▶ _Exercise details_: Skip the pictures. Reproduce all other material exactly.

▶ _Input_:

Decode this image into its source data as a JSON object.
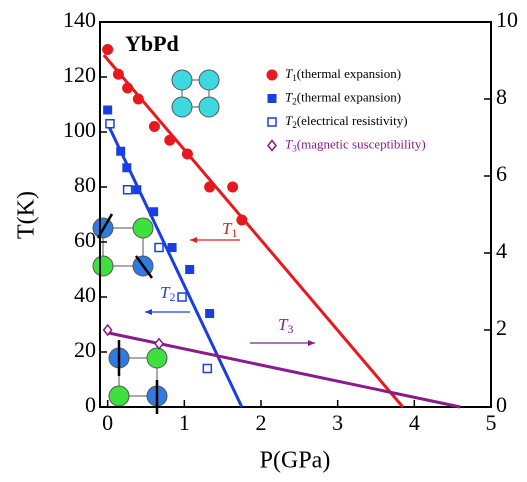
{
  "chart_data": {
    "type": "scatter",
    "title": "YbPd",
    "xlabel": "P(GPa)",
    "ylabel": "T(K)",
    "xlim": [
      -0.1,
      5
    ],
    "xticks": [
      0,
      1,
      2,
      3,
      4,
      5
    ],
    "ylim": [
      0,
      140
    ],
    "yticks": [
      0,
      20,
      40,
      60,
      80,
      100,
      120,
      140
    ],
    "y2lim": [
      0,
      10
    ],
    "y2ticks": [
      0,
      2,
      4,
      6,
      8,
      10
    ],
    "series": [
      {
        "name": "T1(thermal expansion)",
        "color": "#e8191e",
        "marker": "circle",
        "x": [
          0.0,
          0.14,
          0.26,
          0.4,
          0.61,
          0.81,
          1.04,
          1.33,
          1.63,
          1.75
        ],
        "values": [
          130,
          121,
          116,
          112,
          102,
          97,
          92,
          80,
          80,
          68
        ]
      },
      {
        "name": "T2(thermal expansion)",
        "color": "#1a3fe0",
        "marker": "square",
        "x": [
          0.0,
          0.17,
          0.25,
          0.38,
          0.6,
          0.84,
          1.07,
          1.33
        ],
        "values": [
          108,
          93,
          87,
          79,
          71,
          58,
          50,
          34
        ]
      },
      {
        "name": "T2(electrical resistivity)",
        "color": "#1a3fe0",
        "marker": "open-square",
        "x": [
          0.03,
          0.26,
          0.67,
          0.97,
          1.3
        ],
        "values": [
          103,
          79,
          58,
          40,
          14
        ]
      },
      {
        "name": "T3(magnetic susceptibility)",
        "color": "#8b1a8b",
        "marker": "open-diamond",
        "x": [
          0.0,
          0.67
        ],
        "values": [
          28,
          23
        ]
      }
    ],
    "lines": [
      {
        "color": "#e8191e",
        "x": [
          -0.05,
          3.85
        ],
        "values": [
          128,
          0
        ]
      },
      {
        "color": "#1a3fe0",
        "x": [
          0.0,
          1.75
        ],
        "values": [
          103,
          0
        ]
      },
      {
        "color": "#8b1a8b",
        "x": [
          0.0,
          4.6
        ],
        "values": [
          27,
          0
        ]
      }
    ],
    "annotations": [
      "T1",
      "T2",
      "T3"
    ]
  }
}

▶ _Finished exercise_:
Decode this image into its source data as a JSON object.
{
  "chart_data": {
    "type": "scatter",
    "title": "YbPd",
    "xlabel": "P(GPa)",
    "ylabel": "T(K)",
    "xlim": [
      -0.1,
      5
    ],
    "xticks": [
      0,
      1,
      2,
      3,
      4,
      5
    ],
    "ylim": [
      0,
      140
    ],
    "yticks": [
      0,
      20,
      40,
      60,
      80,
      100,
      120,
      140
    ],
    "y2lim": [
      0,
      10
    ],
    "y2ticks": [
      0,
      2,
      4,
      6,
      8,
      10
    ],
    "series": [
      {
        "name": "T1(thermal expansion)",
        "color": "#e8191e",
        "marker": "circle",
        "x": [
          0.0,
          0.14,
          0.26,
          0.4,
          0.61,
          0.81,
          1.04,
          1.33,
          1.63,
          1.75
        ],
        "values": [
          130,
          121,
          116,
          112,
          102,
          97,
          92,
          80,
          80,
          68
        ]
      },
      {
        "name": "T2(thermal expansion)",
        "color": "#1a3fe0",
        "marker": "square",
        "x": [
          0.0,
          0.17,
          0.25,
          0.38,
          0.6,
          0.84,
          1.07,
          1.33
        ],
        "values": [
          108,
          93,
          87,
          79,
          71,
          58,
          50,
          34
        ]
      },
      {
        "name": "T2(electrical resistivity)",
        "color": "#1a3fe0",
        "marker": "open-square",
        "x": [
          0.03,
          0.26,
          0.67,
          0.97,
          1.3
        ],
        "values": [
          103,
          79,
          58,
          40,
          14
        ]
      },
      {
        "name": "T3(magnetic susceptibility)",
        "color": "#8b1a8b",
        "marker": "open-diamond",
        "x": [
          0.0,
          0.67
        ],
        "values": [
          28,
          23
        ]
      }
    ],
    "lines": [
      {
        "color": "#e8191e",
        "x": [
          -0.05,
          3.85
        ],
        "values": [
          128,
          0
        ]
      },
      {
        "color": "#1a3fe0",
        "x": [
          0.0,
          1.75
        ],
        "values": [
          103,
          0
        ]
      },
      {
        "color": "#8b1a8b",
        "x": [
          0.0,
          4.6
        ],
        "values": [
          27,
          0
        ]
      }
    ],
    "annotations": [
      "T1",
      "T2",
      "T3"
    ]
  }
}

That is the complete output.